» **TASK PROMPT**: Every line below should be repeated exactly.

--------------------------------

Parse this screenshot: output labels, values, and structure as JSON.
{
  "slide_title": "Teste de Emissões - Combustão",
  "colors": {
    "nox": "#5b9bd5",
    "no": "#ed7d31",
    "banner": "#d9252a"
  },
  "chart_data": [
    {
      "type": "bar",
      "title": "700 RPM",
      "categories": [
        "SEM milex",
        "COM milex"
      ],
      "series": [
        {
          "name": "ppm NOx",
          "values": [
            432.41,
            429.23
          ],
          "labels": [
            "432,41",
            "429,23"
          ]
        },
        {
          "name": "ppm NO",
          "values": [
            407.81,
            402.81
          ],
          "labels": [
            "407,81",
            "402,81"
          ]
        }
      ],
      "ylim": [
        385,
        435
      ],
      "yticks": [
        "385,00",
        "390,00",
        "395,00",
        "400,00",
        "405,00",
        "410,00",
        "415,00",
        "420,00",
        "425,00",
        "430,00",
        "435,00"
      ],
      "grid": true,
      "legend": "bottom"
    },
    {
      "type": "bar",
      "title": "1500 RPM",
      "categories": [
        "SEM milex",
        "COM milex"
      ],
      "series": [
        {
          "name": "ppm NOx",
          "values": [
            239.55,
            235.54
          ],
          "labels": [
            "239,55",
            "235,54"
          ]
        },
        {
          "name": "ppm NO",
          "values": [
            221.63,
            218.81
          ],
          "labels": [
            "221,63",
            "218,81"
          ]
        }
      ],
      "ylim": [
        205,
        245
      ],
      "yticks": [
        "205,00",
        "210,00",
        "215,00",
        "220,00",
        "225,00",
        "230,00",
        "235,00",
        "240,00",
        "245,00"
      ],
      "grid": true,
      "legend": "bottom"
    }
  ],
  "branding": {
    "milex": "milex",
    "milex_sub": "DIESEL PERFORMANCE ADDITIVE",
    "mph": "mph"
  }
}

--------------------------------

» **WORKED SOLUTION**:
Parse this screenshot: output labels, values, and structure as JSON.
{
  "slide_title": "Teste de Emissões - Combustão",
  "colors": {
    "nox": "#5b9bd5",
    "no": "#ed7d31",
    "banner": "#d9252a"
  },
  "chart_data": [
    {
      "type": "bar",
      "title": "700 RPM",
      "categories": [
        "SEM milex",
        "COM milex"
      ],
      "series": [
        {
          "name": "ppm NOx",
          "values": [
            432.41,
            429.23
          ],
          "labels": [
            "432,41",
            "429,23"
          ]
        },
        {
          "name": "ppm NO",
          "values": [
            407.81,
            402.81
          ],
          "labels": [
            "407,81",
            "402,81"
          ]
        }
      ],
      "ylim": [
        385,
        435
      ],
      "yticks": [
        "385,00",
        "390,00",
        "395,00",
        "400,00",
        "405,00",
        "410,00",
        "415,00",
        "420,00",
        "425,00",
        "430,00",
        "435,00"
      ],
      "grid": true,
      "legend": "bottom"
    },
    {
      "type": "bar",
      "title": "1500 RPM",
      "categories": [
        "SEM milex",
        "COM milex"
      ],
      "series": [
        {
          "name": "ppm NOx",
          "values": [
            239.55,
            235.54
          ],
          "labels": [
            "239,55",
            "235,54"
          ]
        },
        {
          "name": "ppm NO",
          "values": [
            221.63,
            218.81
          ],
          "labels": [
            "221,63",
            "218,81"
          ]
        }
      ],
      "ylim": [
        205,
        245
      ],
      "yticks": [
        "205,00",
        "210,00",
        "215,00",
        "220,00",
        "225,00",
        "230,00",
        "235,00",
        "240,00",
        "245,00"
      ],
      "grid": true,
      "legend": "bottom"
    }
  ],
  "branding": {
    "milex": "milex",
    "milex_sub": "DIESEL PERFORMANCE ADDITIVE",
    "mph": "mph"
  }
}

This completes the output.